What the task asks: Please repeat all of the listing exactly.
— BEGIN —
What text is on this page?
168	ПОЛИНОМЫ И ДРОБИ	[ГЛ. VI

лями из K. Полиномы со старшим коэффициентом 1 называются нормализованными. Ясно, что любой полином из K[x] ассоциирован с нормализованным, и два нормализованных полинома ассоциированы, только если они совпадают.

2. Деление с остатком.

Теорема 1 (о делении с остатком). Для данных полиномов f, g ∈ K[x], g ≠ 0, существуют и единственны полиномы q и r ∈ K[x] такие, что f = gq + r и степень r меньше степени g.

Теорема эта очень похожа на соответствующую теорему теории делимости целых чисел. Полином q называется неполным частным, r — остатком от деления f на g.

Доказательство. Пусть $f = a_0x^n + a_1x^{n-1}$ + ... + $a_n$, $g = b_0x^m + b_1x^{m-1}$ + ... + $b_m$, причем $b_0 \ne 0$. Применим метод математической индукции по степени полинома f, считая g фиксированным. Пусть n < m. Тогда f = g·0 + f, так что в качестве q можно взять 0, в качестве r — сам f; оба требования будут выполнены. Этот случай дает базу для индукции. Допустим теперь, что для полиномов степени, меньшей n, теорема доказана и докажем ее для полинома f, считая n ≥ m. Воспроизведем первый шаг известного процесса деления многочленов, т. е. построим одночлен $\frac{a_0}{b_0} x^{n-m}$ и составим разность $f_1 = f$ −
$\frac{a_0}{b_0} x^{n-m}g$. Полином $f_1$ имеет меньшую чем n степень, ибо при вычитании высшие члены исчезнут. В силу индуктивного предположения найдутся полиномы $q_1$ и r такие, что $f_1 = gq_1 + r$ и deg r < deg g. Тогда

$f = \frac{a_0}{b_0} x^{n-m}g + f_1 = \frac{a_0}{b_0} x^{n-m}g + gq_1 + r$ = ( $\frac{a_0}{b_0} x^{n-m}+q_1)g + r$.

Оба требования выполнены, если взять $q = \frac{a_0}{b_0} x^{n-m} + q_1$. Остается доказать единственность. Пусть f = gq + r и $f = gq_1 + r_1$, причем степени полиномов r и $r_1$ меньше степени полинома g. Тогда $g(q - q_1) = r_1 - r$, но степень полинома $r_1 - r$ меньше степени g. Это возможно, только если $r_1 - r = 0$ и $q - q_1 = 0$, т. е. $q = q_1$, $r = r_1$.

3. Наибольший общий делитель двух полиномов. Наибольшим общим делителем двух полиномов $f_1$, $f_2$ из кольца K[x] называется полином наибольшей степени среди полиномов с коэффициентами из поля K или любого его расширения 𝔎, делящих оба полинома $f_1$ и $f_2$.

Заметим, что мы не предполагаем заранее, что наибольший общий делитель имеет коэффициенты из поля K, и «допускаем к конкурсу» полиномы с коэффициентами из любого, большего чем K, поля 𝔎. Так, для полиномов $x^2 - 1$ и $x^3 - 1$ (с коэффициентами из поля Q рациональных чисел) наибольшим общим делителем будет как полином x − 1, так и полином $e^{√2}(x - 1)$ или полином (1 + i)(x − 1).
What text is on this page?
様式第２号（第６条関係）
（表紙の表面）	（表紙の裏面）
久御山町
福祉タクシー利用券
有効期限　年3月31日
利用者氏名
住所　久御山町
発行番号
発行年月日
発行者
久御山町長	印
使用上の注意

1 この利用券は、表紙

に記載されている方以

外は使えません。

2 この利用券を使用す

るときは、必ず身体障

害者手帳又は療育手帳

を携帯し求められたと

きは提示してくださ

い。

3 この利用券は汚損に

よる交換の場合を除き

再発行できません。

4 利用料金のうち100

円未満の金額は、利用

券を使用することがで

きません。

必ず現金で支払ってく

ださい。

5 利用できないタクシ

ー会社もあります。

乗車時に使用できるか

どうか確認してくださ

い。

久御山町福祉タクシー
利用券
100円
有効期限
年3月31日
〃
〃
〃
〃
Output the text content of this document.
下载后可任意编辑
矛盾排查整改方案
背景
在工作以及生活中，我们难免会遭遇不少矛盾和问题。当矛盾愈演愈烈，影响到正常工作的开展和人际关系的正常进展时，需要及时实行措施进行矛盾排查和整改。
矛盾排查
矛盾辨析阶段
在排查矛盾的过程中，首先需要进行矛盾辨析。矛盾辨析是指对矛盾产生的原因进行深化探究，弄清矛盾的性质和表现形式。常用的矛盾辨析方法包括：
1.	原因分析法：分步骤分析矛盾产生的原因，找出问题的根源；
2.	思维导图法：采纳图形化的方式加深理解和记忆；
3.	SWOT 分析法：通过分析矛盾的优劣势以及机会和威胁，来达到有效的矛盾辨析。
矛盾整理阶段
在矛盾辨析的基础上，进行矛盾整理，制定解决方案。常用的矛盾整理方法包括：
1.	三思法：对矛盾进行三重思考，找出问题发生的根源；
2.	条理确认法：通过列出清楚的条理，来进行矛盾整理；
— END —
Solution to this exercise:
What text is on this page?
168	ПОЛИНОМЫ И ДРОБИ	[ГЛ. VI

лями из K. Полиномы со старшим коэффициентом 1 называются нормализованными. Ясно, что любой полином из K[x] ассоциирован с нормализованным, и два нормализованных полинома ассоциированы, только если они совпадают.

2. Деление с остатком.

Теорема 1 (о делении с остатком). Для данных полиномов f, g ∈ K[x], g ≠ 0, существуют и единственны полиномы q и r ∈ K[x] такие, что f = gq + r и степень r меньше степени g.

Теорема эта очень похожа на соответствующую теорему теории делимости целых чисел. Полином q называется неполным частным, r — остатком от деления f на g.

Доказательство. Пусть $f = a_0x^n + a_1x^{n-1}$ + ... + $a_n$, $g = b_0x^m + b_1x^{m-1}$ + ... + $b_m$, причем $b_0 \ne 0$. Применим метод математической индукции по степени полинома f, считая g фиксированным. Пусть n < m. Тогда f = g·0 + f, так что в качестве q можно взять 0, в качестве r — сам f; оба требования будут выполнены. Этот случай дает базу для индукции. Допустим теперь, что для полиномов степени, меньшей n, теорема доказана и докажем ее для полинома f, считая n ≥ m. Воспроизведем первый шаг известного процесса деления многочленов, т. е. построим одночлен $\frac{a_0}{b_0} x^{n-m}$ и составим разность $f_1 = f$ −
$\frac{a_0}{b_0} x^{n-m}g$. Полином $f_1$ имеет меньшую чем n степень, ибо при вычитании высшие члены исчезнут. В силу индуктивного предположения найдутся полиномы $q_1$ и r такие, что $f_1 = gq_1 + r$ и deg r < deg g. Тогда

$f = \frac{a_0}{b_0} x^{n-m}g + f_1 = \frac{a_0}{b_0} x^{n-m}g + gq_1 + r$ = ( $\frac{a_0}{b_0} x^{n-m}+q_1)g + r$.

Оба требования выполнены, если взять $q = \frac{a_0}{b_0} x^{n-m} + q_1$. Остается доказать единственность. Пусть f = gq + r и $f = gq_1 + r_1$, причем степени полиномов r и $r_1$ меньше степени полинома g. Тогда $g(q - q_1) = r_1 - r$, но степень полинома $r_1 - r$ меньше степени g. Это возможно, только если $r_1 - r = 0$ и $q - q_1 = 0$, т. е. $q = q_1$, $r = r_1$.

3. Наибольший общий делитель двух полиномов. Наибольшим общим делителем двух полиномов $f_1$, $f_2$ из кольца K[x] называется полином наибольшей степени среди полиномов с коэффициентами из поля K или любого его расширения 𝔎, делящих оба полинома $f_1$ и $f_2$.

Заметим, что мы не предполагаем заранее, что наибольший общий делитель имеет коэффициенты из поля K, и «допускаем к конкурсу» полиномы с коэффициентами из любого, большего чем K, поля 𝔎. Так, для полиномов $x^2 - 1$ и $x^3 - 1$ (с коэффициентами из поля Q рациональных чисел) наибольшим общим делителем будет как полином x − 1, так и полином $e^{√2}(x - 1)$ или полином (1 + i)(x − 1).
What text is on this page?
様式第２号（第６条関係）
（表紙の表面）	（表紙の裏面）
久御山町
福祉タクシー利用券
有効期限　年3月31日
利用者氏名
住所　久御山町
発行番号
発行年月日
発行者
久御山町長	印
使用上の注意

1 この利用券は、表紙

に記載されている方以

外は使えません。

2 この利用券を使用す

るときは、必ず身体障

害者手帳又は療育手帳

を携帯し求められたと

きは提示してくださ

い。

3 この利用券は汚損に

よる交換の場合を除き

再発行できません。

4 利用料金のうち100

円未満の金額は、利用

券を使用することがで

きません。

必ず現金で支払ってく

ださい。

5 利用できないタクシ

ー会社もあります。

乗車時に使用できるか

どうか確認してくださ

い。

久御山町福祉タクシー
利用券
100円
有効期限
年3月31日
〃
〃
〃
〃
Output the text content of this document.
下载后可任意编辑
矛盾排查整改方案
背景
在工作以及生活中，我们难免会遭遇不少矛盾和问题。当矛盾愈演愈烈，影响到正常工作的开展和人际关系的正常进展时，需要及时实行措施进行矛盾排查和整改。
矛盾排查
矛盾辨析阶段
在排查矛盾的过程中，首先需要进行矛盾辨析。矛盾辨析是指对矛盾产生的原因进行深化探究，弄清矛盾的性质和表现形式。常用的矛盾辨析方法包括：
1.	原因分析法：分步骤分析矛盾产生的原因，找出问题的根源；
2.	思维导图法：采纳图形化的方式加深理解和记忆；
3.	SWOT 分析法：通过分析矛盾的优劣势以及机会和威胁，来达到有效的矛盾辨析。
矛盾整理阶段
在矛盾辨析的基础上，进行矛盾整理，制定解决方案。常用的矛盾整理方法包括：
1.	三思法：对矛盾进行三重思考，找出问题发生的根源；
2.	条理确认法：通过列出清楚的条理，来进行矛盾整理；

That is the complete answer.